### PROBLEM DESCRIPTION:
Print the entries verbatim, leaving out the images they contain.

### ENTRIES:
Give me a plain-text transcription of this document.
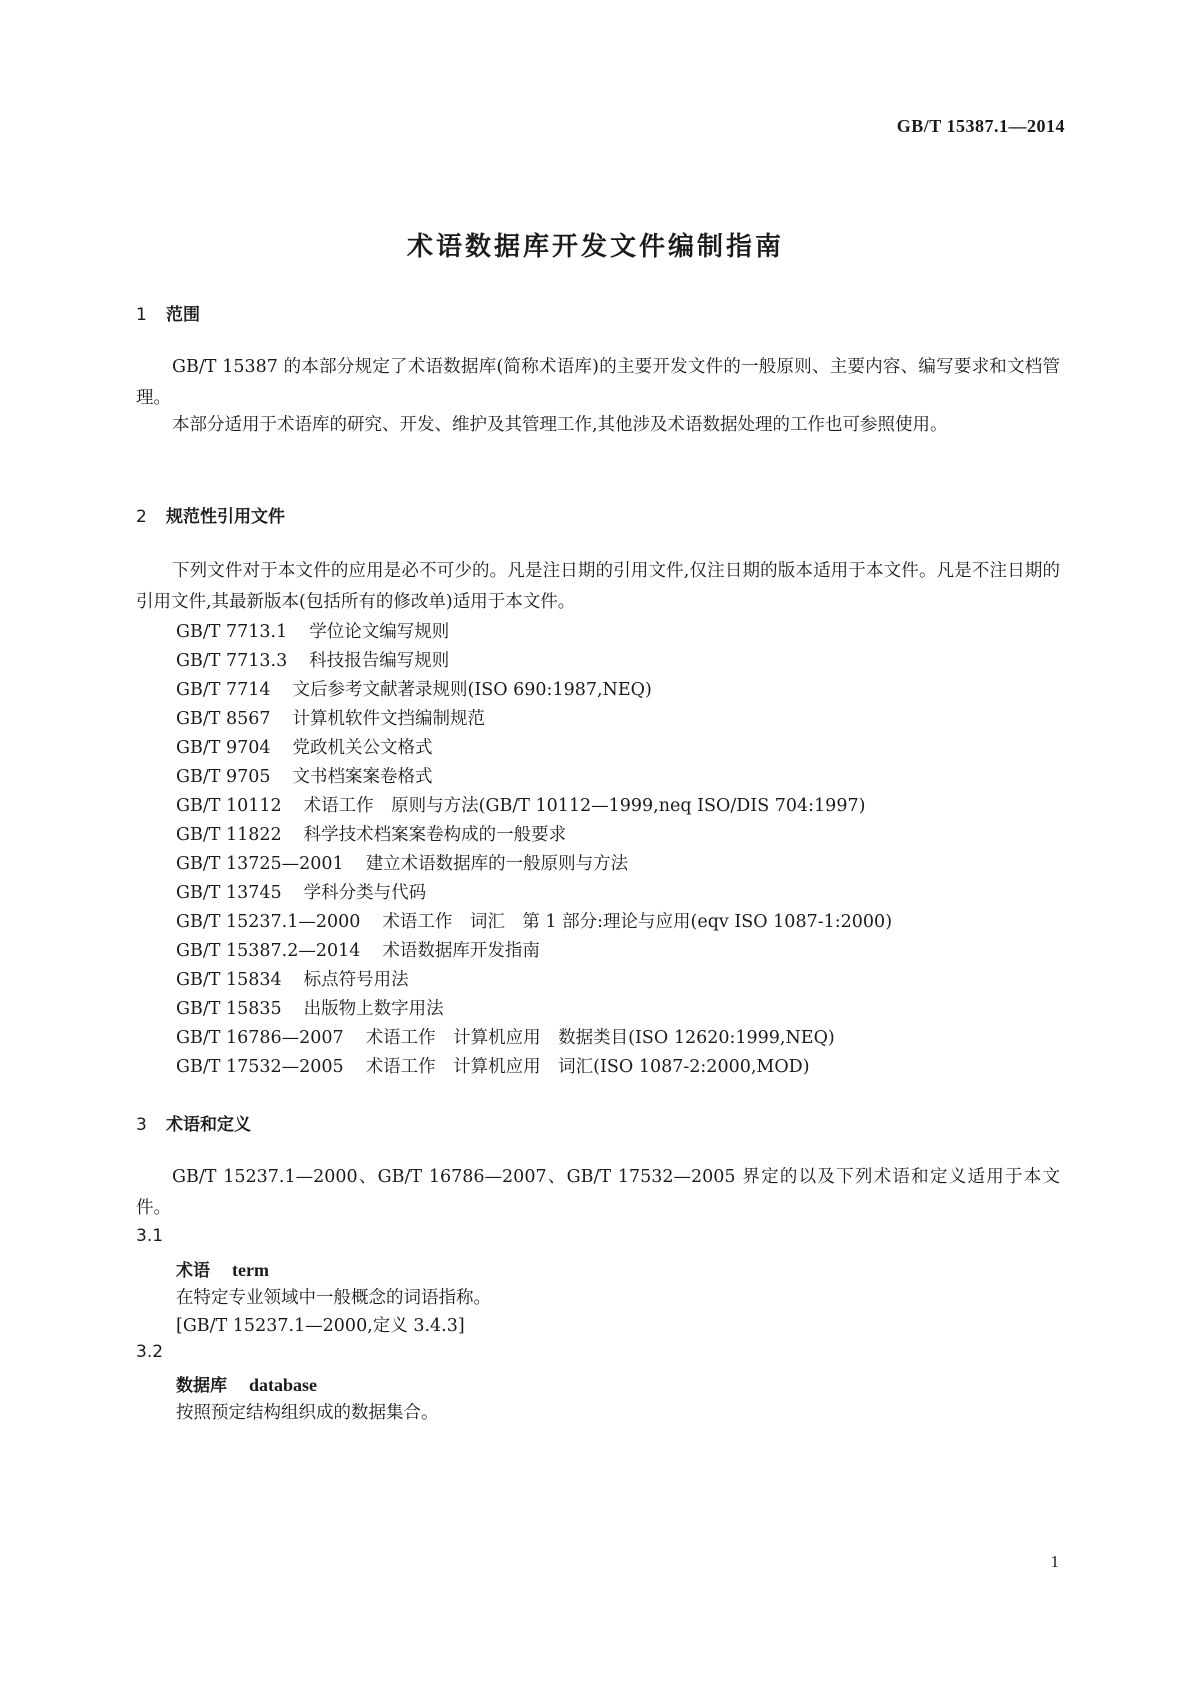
GB/T 15387.1—2014
术语数据库开发文件编制指南
1 范围
GB/T 15387 的本部分规定了术语数据库(简称术语库)的主要开发文件的一般原则、主要内容、编写要求和文档管理。
本部分适用于术语库的研究、开发、维护及其管理工作,其他涉及术语数据处理的工作也可参照使用。
2 规范性引用文件
下列文件对于本文件的应用是必不可少的。凡是注日期的引用文件,仅注日期的版本适用于本文件。凡是不注日期的引用文件,其最新版本(包括所有的修改单)适用于本文件。
GB/T 7713.1 学位论文编写规则
GB/T 7713.3 科技报告编写规则
GB/T 7714 文后参考文献著录规则(ISO 690:1987,NEQ)
GB/T 8567 计算机软件文挡编制规范
GB/T 9704 党政机关公文格式
GB/T 9705 文书档案案卷格式
GB/T 10112 术语工作　原则与方法(GB/T 10112—1999,neq ISO/DIS 704:1997)
GB/T 11822 科学技术档案案卷构成的一般要求
GB/T 13725—2001 建立术语数据库的一般原则与方法
GB/T 13745 学科分类与代码
GB/T 15237.1—2000 术语工作　词汇　第 1 部分:理论与应用(eqv ISO 1087-1:2000)
GB/T 15387.2—2014 术语数据库开发指南
GB/T 15834 标点符号用法
GB/T 15835 出版物上数字用法
GB/T 16786—2007 术语工作　计算机应用　数据类目(ISO 12620:1999,NEQ)
GB/T 17532—2005 术语工作　计算机应用　词汇(ISO 1087-2:2000,MOD)
3 术语和定义
GB/T 15237.1—2000、GB/T 16786—2007、GB/T 17532—2005 界定的以及下列术语和定义适用于本文件。
3.1
术语 term
在特定专业领域中一般概念的词语指称。
[GB/T 15237.1—2000,定义 3.4.3]
3.2
数据库 database
按照预定结构组织成的数据集合。
1
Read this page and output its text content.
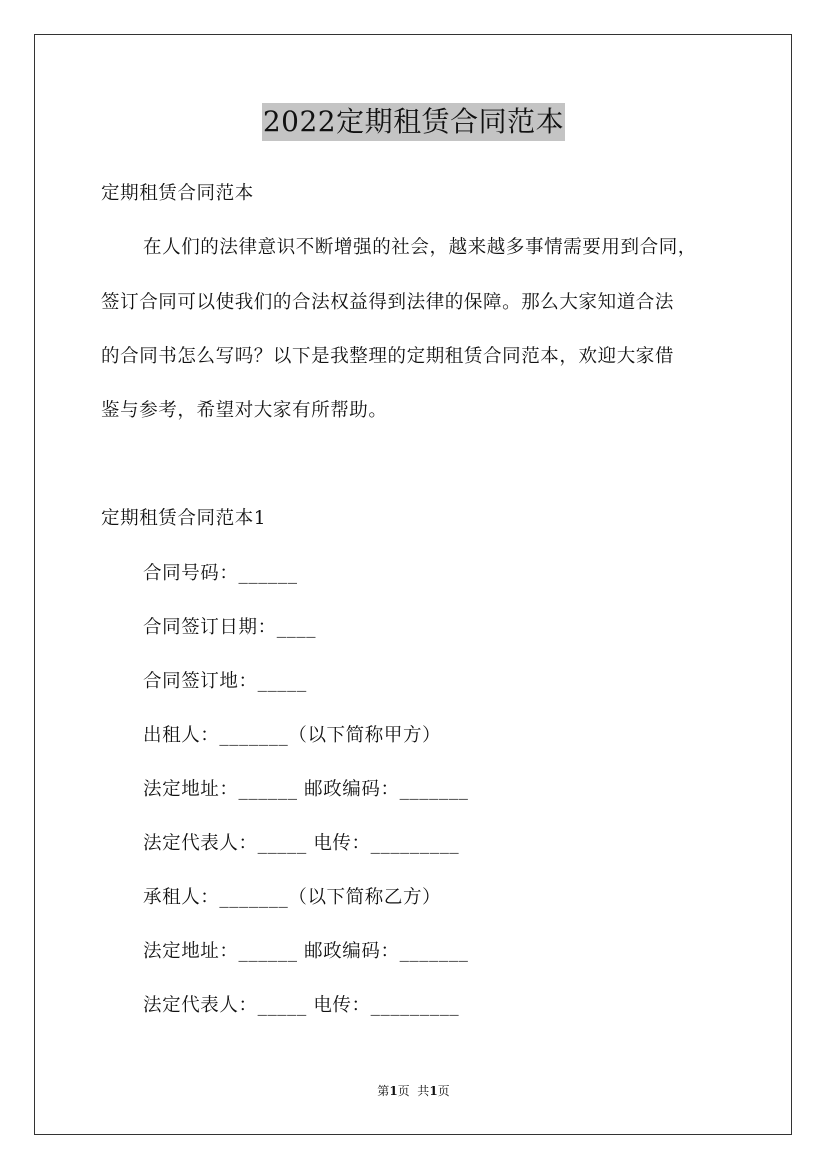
2022定期租赁合同范本
定期租赁合同范本
在人们的法律意识不断增强的社会，越来越多事情需要用到合同，
签订合同可以使我们的合法权益得到法律的保障。那么大家知道合法
的合同书怎么写吗？以下是我整理的定期租赁合同范本，欢迎大家借
鉴与参考，希望对大家有所帮助。
定期租赁合同范本1
合同号码：______
合同签订日期：____
合同签订地：_____
出租人：_______（以下简称甲方）
法定地址：______ 邮政编码：_______
法定代表人：_____ 电传：_________
承租人：_______（以下简称乙方）
法定地址：______ 邮政编码：_______
法定代表人：_____ 电传：_________
第1页  共1页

### ANSWER TO THIS EXERCISE:
Give me a plain-text transcription of this document.
GB/T 15387.1—2014
术语数据库开发文件编制指南
1 范围
GB/T 15387 的本部分规定了术语数据库(简称术语库)的主要开发文件的一般原则、主要内容、编写要求和文档管理。
本部分适用于术语库的研究、开发、维护及其管理工作,其他涉及术语数据处理的工作也可参照使用。
2 规范性引用文件
下列文件对于本文件的应用是必不可少的。凡是注日期的引用文件,仅注日期的版本适用于本文件。凡是不注日期的引用文件,其最新版本(包括所有的修改单)适用于本文件。
GB/T 7713.1 学位论文编写规则
GB/T 7713.3 科技报告编写规则
GB/T 7714 文后参考文献著录规则(ISO 690:1987,NEQ)
GB/T 8567 计算机软件文挡编制规范
GB/T 9704 党政机关公文格式
GB/T 9705 文书档案案卷格式
GB/T 10112 术语工作　原则与方法(GB/T 10112—1999,neq ISO/DIS 704:1997)
GB/T 11822 科学技术档案案卷构成的一般要求
GB/T 13725—2001 建立术语数据库的一般原则与方法
GB/T 13745 学科分类与代码
GB/T 15237.1—2000 术语工作　词汇　第 1 部分:理论与应用(eqv ISO 1087-1:2000)
GB/T 15387.2—2014 术语数据库开发指南
GB/T 15834 标点符号用法
GB/T 15835 出版物上数字用法
GB/T 16786—2007 术语工作　计算机应用　数据类目(ISO 12620:1999,NEQ)
GB/T 17532—2005 术语工作　计算机应用　词汇(ISO 1087-2:2000,MOD)
3 术语和定义
GB/T 15237.1—2000、GB/T 16786—2007、GB/T 17532—2005 界定的以及下列术语和定义适用于本文件。
3.1
术语 term
在特定专业领域中一般概念的词语指称。
[GB/T 15237.1—2000,定义 3.4.3]
3.2
数据库 database
按照预定结构组织成的数据集合。
1
Read this page and output its text content.
2022定期租赁合同范本
定期租赁合同范本
在人们的法律意识不断增强的社会，越来越多事情需要用到合同，
签订合同可以使我们的合法权益得到法律的保障。那么大家知道合法
的合同书怎么写吗？以下是我整理的定期租赁合同范本，欢迎大家借
鉴与参考，希望对大家有所帮助。
定期租赁合同范本1
合同号码：______
合同签订日期：____
合同签订地：_____
出租人：_______（以下简称甲方）
法定地址：______ 邮政编码：_______
法定代表人：_____ 电传：_________
承租人：_______（以下简称乙方）
法定地址：______ 邮政编码：_______
法定代表人：_____ 电传：_________
第1页  共1页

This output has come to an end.